> _SUPPLIED INFORMATION_:
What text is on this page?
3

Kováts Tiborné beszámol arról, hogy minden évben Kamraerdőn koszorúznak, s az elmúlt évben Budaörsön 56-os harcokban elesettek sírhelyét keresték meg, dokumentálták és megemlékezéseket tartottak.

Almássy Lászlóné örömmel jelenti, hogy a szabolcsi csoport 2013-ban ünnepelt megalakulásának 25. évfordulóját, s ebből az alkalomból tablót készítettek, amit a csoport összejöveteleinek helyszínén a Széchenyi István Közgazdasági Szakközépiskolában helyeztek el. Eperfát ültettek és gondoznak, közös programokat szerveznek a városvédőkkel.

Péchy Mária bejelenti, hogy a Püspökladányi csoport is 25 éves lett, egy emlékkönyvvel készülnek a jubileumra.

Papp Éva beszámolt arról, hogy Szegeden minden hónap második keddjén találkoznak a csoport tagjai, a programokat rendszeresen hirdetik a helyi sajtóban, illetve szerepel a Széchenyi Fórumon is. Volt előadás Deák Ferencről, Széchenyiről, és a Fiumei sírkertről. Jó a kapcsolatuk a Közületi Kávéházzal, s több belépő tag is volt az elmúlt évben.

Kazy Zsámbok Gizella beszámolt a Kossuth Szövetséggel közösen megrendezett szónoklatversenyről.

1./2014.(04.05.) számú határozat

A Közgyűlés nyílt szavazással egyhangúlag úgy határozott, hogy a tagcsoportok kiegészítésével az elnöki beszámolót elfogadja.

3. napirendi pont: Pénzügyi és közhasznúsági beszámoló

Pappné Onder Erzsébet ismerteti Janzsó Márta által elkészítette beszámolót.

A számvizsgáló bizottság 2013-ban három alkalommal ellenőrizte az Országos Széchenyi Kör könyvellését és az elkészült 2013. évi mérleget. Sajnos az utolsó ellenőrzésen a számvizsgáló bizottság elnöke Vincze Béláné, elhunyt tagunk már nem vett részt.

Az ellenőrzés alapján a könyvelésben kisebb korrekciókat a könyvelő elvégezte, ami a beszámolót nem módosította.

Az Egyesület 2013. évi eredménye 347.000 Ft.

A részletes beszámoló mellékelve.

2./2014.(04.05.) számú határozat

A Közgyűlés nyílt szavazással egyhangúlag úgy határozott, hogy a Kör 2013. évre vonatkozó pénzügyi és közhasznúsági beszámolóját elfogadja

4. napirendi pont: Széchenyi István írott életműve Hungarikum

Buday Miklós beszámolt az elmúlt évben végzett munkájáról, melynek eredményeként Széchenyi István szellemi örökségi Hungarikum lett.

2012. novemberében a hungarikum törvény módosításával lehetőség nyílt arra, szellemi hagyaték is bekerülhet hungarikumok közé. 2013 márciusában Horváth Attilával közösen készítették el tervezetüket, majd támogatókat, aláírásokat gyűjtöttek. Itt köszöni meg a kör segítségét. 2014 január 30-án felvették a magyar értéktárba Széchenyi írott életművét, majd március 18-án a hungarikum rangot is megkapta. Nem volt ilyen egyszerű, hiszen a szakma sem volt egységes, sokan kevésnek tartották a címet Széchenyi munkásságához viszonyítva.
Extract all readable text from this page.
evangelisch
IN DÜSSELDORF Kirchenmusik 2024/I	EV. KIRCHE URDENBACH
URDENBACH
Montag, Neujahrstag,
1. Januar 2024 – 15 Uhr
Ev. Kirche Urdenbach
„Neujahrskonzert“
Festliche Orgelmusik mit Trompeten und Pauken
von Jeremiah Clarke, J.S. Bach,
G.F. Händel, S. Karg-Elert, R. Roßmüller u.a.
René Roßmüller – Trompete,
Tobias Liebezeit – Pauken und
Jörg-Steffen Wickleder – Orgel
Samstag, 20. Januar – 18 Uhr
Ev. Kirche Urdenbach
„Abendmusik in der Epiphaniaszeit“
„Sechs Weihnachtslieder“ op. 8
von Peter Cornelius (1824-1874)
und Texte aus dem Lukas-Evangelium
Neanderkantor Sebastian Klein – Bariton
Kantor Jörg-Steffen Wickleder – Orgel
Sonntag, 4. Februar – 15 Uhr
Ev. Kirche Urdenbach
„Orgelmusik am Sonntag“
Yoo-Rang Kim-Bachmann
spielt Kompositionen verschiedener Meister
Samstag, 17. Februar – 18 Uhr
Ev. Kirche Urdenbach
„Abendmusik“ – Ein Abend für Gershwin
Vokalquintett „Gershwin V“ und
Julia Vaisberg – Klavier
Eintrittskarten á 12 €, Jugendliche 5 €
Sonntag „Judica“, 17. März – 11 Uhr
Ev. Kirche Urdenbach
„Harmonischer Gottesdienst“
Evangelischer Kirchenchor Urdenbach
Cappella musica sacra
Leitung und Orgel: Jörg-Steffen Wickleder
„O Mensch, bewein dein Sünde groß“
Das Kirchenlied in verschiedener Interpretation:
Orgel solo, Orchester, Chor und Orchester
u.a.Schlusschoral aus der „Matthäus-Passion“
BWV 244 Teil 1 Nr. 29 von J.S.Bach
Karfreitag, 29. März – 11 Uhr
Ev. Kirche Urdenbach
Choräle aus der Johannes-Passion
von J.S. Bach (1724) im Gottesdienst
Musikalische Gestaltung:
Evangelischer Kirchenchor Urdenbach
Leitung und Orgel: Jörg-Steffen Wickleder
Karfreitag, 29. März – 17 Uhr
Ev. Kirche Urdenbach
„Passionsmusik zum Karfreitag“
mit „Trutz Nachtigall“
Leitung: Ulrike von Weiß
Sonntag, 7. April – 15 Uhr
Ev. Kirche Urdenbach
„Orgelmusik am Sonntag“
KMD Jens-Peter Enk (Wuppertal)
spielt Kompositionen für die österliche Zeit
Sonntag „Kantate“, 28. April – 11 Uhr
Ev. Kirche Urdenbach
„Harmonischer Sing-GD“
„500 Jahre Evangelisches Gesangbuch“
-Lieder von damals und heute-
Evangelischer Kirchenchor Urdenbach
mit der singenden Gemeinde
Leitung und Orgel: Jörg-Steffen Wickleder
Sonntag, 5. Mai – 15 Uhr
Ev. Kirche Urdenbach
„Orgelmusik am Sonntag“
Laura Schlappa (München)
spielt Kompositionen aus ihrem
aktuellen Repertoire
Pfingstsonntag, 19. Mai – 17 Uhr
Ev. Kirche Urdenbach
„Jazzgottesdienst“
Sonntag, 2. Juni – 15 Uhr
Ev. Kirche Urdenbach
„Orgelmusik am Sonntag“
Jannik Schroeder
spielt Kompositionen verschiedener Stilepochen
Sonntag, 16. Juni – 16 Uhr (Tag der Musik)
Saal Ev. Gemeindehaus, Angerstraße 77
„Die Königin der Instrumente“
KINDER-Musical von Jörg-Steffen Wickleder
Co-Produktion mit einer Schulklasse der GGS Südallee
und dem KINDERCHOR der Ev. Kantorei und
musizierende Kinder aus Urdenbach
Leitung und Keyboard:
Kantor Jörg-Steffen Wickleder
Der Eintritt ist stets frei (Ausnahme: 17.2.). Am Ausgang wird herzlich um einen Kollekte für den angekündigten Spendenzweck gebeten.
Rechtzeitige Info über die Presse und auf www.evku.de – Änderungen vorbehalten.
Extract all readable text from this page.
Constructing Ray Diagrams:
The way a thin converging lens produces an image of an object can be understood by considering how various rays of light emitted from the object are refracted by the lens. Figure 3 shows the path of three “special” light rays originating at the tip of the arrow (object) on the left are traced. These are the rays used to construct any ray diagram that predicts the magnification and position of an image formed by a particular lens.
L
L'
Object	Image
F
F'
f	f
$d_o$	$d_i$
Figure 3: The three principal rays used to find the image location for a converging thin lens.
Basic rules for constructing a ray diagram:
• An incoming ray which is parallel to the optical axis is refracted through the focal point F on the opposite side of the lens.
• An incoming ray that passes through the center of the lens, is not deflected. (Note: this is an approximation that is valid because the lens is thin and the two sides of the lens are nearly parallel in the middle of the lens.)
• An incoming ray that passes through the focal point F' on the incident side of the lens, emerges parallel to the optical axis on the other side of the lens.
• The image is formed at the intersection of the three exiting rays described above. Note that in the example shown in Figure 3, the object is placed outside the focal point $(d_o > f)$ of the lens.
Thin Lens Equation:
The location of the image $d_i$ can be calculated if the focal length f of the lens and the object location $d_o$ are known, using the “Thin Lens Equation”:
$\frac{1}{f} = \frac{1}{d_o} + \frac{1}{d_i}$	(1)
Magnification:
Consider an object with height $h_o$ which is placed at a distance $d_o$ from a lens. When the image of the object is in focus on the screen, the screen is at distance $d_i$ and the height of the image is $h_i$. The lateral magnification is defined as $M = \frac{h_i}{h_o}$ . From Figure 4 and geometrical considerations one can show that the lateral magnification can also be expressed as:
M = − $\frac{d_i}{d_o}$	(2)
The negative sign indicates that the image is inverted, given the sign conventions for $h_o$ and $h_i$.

> _WRITTEN TASK_: Show all lines in the entries above where the string "placed" appears.

> _FINAL ANSWER_:
• The image is formed at the intersection of the three exiting rays described above. Note that in the example shown in Figure 3, the object is placed outside the focal point $(d_o > f)$ of the lens.
Consider an object with height $h_o$ which is placed at a distance $d_o$ from a lens. When the image of the object is in focus on the screen, the screen is at distance $d_i$ and the height of the image is $h_i$. The lateral magnification is defined as $M = \frac{h_i}{h_o}$ . From Figure 4 and geometrical considerations one can show that the lateral magnification can also be expressed as:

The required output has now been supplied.